● **Exercise**:
Render every entry verbatim.

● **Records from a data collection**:
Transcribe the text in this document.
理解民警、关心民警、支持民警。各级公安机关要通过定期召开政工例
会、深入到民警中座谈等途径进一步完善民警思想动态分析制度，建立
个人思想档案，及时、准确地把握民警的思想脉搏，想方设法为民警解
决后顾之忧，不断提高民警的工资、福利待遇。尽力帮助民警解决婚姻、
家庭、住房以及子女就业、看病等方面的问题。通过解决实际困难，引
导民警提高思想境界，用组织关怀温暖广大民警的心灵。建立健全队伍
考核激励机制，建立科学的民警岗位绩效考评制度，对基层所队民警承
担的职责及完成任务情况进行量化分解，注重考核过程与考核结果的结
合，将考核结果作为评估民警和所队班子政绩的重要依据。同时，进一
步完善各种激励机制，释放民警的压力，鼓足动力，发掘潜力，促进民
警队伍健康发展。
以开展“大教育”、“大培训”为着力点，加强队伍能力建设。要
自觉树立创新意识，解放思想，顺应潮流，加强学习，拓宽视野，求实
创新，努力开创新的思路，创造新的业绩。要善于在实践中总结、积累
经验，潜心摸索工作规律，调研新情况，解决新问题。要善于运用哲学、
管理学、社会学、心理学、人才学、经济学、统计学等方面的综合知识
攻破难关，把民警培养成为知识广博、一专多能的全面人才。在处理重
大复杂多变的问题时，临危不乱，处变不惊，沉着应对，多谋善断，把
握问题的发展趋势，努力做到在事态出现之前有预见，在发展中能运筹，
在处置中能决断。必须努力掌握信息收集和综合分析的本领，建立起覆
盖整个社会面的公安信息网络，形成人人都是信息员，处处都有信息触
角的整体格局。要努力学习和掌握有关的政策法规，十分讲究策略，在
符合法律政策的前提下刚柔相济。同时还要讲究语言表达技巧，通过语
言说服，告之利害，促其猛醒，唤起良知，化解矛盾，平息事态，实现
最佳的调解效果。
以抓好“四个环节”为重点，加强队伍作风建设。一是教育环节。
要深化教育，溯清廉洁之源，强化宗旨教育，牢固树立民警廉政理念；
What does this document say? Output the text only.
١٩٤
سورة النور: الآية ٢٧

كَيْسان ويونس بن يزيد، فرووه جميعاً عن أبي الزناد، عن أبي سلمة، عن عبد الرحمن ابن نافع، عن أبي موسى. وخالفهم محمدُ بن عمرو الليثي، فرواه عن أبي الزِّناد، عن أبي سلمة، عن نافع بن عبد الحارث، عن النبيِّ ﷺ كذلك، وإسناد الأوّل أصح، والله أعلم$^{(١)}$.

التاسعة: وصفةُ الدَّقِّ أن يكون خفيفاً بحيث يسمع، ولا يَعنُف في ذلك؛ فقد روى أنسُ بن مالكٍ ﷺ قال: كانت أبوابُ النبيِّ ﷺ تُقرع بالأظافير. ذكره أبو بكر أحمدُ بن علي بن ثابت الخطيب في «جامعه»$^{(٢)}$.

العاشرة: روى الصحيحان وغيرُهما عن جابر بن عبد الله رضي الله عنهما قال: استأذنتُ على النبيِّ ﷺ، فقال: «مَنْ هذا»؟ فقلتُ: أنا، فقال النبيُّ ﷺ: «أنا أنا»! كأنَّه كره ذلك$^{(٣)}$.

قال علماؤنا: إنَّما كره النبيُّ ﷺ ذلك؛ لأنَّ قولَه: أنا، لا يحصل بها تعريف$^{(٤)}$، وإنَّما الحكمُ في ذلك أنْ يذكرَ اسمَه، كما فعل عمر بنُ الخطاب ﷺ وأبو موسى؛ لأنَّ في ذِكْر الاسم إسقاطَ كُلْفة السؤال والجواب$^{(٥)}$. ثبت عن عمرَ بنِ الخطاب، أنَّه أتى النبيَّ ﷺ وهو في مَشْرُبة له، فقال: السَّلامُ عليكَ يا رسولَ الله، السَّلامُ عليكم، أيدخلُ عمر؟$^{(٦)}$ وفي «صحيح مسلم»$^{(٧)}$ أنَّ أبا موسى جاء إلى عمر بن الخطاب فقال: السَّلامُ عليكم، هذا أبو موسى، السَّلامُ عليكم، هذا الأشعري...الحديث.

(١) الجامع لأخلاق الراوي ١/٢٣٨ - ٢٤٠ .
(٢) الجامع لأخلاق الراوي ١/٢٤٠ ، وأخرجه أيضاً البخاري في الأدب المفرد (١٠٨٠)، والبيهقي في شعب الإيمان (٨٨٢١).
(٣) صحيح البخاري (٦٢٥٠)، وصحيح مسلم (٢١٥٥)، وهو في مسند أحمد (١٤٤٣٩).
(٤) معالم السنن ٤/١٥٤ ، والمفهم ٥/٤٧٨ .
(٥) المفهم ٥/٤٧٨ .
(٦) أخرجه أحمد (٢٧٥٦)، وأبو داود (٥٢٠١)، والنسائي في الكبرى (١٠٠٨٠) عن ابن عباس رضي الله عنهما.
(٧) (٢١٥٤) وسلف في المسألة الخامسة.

● **Response**:
Transcribe the text in this document.
理解民警、关心民警、支持民警。各级公安机关要通过定期召开政工例
会、深入到民警中座谈等途径进一步完善民警思想动态分析制度，建立
个人思想档案，及时、准确地把握民警的思想脉搏，想方设法为民警解
决后顾之忧，不断提高民警的工资、福利待遇。尽力帮助民警解决婚姻、
家庭、住房以及子女就业、看病等方面的问题。通过解决实际困难，引
导民警提高思想境界，用组织关怀温暖广大民警的心灵。建立健全队伍
考核激励机制，建立科学的民警岗位绩效考评制度，对基层所队民警承
担的职责及完成任务情况进行量化分解，注重考核过程与考核结果的结
合，将考核结果作为评估民警和所队班子政绩的重要依据。同时，进一
步完善各种激励机制，释放民警的压力，鼓足动力，发掘潜力，促进民
警队伍健康发展。
以开展“大教育”、“大培训”为着力点，加强队伍能力建设。要
自觉树立创新意识，解放思想，顺应潮流，加强学习，拓宽视野，求实
创新，努力开创新的思路，创造新的业绩。要善于在实践中总结、积累
经验，潜心摸索工作规律，调研新情况，解决新问题。要善于运用哲学、
管理学、社会学、心理学、人才学、经济学、统计学等方面的综合知识
攻破难关，把民警培养成为知识广博、一专多能的全面人才。在处理重
大复杂多变的问题时，临危不乱，处变不惊，沉着应对，多谋善断，把
握问题的发展趋势，努力做到在事态出现之前有预见，在发展中能运筹，
在处置中能决断。必须努力掌握信息收集和综合分析的本领，建立起覆
盖整个社会面的公安信息网络，形成人人都是信息员，处处都有信息触
角的整体格局。要努力学习和掌握有关的政策法规，十分讲究策略，在
符合法律政策的前提下刚柔相济。同时还要讲究语言表达技巧，通过语
言说服，告之利害，促其猛醒，唤起良知，化解矛盾，平息事态，实现
最佳的调解效果。
以抓好“四个环节”为重点，加强队伍作风建设。一是教育环节。
要深化教育，溯清廉洁之源，强化宗旨教育，牢固树立民警廉政理念；
What does this document say? Output the text only.
١٩٤
سورة النور: الآية ٢٧

كَيْسان ويونس بن يزيد، فرووه جميعاً عن أبي الزناد، عن أبي سلمة، عن عبد الرحمن ابن نافع، عن أبي موسى. وخالفهم محمدُ بن عمرو الليثي، فرواه عن أبي الزِّناد، عن أبي سلمة، عن نافع بن عبد الحارث، عن النبيِّ ﷺ كذلك، وإسناد الأوّل أصح، والله أعلم$^{(١)}$.

التاسعة: وصفةُ الدَّقِّ أن يكون خفيفاً بحيث يسمع، ولا يَعنُف في ذلك؛ فقد روى أنسُ بن مالكٍ ﷺ قال: كانت أبوابُ النبيِّ ﷺ تُقرع بالأظافير. ذكره أبو بكر أحمدُ بن علي بن ثابت الخطيب في «جامعه»$^{(٢)}$.

العاشرة: روى الصحيحان وغيرُهما عن جابر بن عبد الله رضي الله عنهما قال: استأذنتُ على النبيِّ ﷺ، فقال: «مَنْ هذا»؟ فقلتُ: أنا، فقال النبيُّ ﷺ: «أنا أنا»! كأنَّه كره ذلك$^{(٣)}$.

قال علماؤنا: إنَّما كره النبيُّ ﷺ ذلك؛ لأنَّ قولَه: أنا، لا يحصل بها تعريف$^{(٤)}$، وإنَّما الحكمُ في ذلك أنْ يذكرَ اسمَه، كما فعل عمر بنُ الخطاب ﷺ وأبو موسى؛ لأنَّ في ذِكْر الاسم إسقاطَ كُلْفة السؤال والجواب$^{(٥)}$. ثبت عن عمرَ بنِ الخطاب، أنَّه أتى النبيَّ ﷺ وهو في مَشْرُبة له، فقال: السَّلامُ عليكَ يا رسولَ الله، السَّلامُ عليكم، أيدخلُ عمر؟$^{(٦)}$ وفي «صحيح مسلم»$^{(٧)}$ أنَّ أبا موسى جاء إلى عمر بن الخطاب فقال: السَّلامُ عليكم، هذا أبو موسى، السَّلامُ عليكم، هذا الأشعري...الحديث.

(١) الجامع لأخلاق الراوي ١/٢٣٨ - ٢٤٠ .
(٢) الجامع لأخلاق الراوي ١/٢٤٠ ، وأخرجه أيضاً البخاري في الأدب المفرد (١٠٨٠)، والبيهقي في شعب الإيمان (٨٨٢١).
(٣) صحيح البخاري (٦٢٥٠)، وصحيح مسلم (٢١٥٥)، وهو في مسند أحمد (١٤٤٣٩).
(٤) معالم السنن ٤/١٥٤ ، والمفهم ٥/٤٧٨ .
(٥) المفهم ٥/٤٧٨ .
(٦) أخرجه أحمد (٢٧٥٦)، وأبو داود (٥٢٠١)، والنسائي في الكبرى (١٠٠٨٠) عن ابن عباس رضي الله عنهما.
(٧) (٢١٥٤) وسلف في المسألة الخامسة.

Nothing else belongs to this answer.